Extract from the listing each line in which the word "национального" appears.

[Recorded data]
§

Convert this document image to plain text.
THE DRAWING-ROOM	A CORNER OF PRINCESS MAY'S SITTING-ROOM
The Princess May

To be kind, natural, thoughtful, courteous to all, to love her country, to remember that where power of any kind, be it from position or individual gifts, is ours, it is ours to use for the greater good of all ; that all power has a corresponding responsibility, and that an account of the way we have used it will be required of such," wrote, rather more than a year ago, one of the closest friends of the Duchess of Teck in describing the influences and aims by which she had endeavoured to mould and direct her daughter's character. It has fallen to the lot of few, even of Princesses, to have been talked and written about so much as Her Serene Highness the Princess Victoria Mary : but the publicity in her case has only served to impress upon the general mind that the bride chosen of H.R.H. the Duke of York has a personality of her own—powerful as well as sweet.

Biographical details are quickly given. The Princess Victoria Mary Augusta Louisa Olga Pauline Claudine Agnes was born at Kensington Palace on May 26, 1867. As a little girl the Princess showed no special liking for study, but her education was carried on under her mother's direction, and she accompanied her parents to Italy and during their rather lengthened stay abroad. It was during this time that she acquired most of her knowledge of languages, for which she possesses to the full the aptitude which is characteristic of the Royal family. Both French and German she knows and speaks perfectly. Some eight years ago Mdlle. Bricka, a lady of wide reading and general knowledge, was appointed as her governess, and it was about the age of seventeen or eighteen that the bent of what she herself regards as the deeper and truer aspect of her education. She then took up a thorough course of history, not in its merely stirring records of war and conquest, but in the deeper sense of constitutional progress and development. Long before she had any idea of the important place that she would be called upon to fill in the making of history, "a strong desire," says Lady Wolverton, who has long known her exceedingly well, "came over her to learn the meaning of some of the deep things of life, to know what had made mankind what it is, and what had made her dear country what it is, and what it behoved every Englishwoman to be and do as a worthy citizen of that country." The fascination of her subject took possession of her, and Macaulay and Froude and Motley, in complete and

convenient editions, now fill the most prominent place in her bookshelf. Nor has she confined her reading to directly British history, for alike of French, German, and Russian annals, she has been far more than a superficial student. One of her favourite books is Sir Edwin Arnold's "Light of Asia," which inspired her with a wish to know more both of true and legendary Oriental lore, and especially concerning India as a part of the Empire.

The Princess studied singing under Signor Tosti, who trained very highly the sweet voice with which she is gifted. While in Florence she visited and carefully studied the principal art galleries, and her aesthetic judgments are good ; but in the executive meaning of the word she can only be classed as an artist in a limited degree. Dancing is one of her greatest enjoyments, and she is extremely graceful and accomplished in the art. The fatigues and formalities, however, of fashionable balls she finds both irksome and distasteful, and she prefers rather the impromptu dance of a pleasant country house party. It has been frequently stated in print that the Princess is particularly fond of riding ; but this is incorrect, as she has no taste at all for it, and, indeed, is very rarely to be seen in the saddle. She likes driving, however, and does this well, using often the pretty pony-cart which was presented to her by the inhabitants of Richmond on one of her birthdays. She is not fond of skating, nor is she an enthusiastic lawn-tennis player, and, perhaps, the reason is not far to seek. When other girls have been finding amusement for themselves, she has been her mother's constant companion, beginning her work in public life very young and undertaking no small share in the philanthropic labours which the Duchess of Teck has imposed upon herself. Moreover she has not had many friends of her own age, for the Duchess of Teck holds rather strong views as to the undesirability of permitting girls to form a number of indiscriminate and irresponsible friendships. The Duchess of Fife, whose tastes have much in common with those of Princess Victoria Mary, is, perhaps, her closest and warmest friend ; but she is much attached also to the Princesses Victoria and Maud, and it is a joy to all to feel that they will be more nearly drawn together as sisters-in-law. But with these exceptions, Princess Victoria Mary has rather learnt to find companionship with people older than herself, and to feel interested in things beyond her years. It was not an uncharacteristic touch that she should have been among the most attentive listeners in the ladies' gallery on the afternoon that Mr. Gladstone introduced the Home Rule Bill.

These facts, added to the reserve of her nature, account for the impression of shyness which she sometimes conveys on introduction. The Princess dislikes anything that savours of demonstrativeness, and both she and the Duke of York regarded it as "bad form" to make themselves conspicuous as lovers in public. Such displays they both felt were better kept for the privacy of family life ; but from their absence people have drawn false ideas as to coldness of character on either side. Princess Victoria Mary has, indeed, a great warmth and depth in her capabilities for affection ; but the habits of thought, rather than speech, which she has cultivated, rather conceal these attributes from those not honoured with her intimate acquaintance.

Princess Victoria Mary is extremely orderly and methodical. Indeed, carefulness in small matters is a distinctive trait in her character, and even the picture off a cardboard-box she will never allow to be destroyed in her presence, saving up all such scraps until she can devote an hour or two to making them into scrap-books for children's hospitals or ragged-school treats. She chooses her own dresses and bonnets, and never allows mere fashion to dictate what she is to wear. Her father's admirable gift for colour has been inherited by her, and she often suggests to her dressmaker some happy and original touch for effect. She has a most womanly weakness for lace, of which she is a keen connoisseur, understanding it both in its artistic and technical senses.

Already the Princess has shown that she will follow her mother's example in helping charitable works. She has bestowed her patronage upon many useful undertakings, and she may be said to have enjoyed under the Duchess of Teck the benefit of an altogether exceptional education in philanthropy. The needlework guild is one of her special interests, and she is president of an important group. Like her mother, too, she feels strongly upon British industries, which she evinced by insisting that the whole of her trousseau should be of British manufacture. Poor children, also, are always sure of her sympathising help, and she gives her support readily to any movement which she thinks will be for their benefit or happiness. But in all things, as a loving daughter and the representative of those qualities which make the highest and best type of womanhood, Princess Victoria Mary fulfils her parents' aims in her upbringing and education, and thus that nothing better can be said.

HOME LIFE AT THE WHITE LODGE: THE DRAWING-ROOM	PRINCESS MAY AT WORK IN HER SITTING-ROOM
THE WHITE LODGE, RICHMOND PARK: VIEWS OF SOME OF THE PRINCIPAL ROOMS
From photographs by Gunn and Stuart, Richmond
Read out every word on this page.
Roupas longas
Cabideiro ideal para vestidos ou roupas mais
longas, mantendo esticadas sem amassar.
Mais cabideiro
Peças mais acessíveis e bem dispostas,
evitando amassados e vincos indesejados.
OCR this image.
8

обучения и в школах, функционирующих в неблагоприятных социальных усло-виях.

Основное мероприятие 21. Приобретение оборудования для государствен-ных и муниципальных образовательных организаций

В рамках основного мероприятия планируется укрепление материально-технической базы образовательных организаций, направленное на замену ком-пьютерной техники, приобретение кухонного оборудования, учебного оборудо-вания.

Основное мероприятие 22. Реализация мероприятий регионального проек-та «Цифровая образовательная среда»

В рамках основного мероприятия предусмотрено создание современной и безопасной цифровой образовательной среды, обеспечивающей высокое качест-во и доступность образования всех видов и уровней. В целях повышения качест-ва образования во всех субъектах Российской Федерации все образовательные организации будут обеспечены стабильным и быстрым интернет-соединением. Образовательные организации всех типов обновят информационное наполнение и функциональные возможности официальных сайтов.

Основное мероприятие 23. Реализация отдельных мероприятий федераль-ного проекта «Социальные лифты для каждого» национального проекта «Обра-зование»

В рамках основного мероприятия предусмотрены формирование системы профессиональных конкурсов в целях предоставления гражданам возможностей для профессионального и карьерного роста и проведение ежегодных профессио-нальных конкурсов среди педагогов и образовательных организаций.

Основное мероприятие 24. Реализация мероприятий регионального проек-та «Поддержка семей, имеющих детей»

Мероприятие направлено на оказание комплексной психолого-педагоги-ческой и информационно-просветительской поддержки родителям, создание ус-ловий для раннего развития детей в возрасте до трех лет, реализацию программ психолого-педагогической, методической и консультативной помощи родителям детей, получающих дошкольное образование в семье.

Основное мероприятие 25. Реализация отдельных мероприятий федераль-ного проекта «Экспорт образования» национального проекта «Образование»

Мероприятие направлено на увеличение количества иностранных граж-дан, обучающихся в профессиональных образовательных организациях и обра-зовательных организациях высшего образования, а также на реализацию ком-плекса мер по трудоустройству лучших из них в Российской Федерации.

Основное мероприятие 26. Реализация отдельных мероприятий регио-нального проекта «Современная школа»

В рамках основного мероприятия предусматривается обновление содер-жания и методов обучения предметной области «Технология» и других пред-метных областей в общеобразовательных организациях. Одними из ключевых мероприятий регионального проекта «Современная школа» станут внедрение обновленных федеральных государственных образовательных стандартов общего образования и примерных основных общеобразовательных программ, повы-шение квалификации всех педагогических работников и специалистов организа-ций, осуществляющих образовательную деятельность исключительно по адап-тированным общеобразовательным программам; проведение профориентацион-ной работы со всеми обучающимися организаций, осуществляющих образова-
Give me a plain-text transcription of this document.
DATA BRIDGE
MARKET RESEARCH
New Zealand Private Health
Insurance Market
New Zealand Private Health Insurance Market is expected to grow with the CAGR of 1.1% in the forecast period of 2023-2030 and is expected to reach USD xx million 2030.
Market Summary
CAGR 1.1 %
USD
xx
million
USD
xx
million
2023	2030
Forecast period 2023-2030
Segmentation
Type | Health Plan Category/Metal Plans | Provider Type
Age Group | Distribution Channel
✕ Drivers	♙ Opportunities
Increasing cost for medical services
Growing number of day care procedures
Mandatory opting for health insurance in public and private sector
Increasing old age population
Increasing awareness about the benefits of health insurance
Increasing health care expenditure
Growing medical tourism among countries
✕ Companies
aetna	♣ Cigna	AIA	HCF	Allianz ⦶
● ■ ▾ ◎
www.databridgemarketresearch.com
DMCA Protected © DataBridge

§

CORRECT RESULT →
Основное мероприятие 23. Реализация отдельных мероприятий федераль-ного проекта «Социальные лифты для каждого» национального проекта «Обра-зование»
Основное мероприятие 25. Реализация отдельных мероприятий федераль-ного проекта «Экспорт образования» национального проекта «Образование»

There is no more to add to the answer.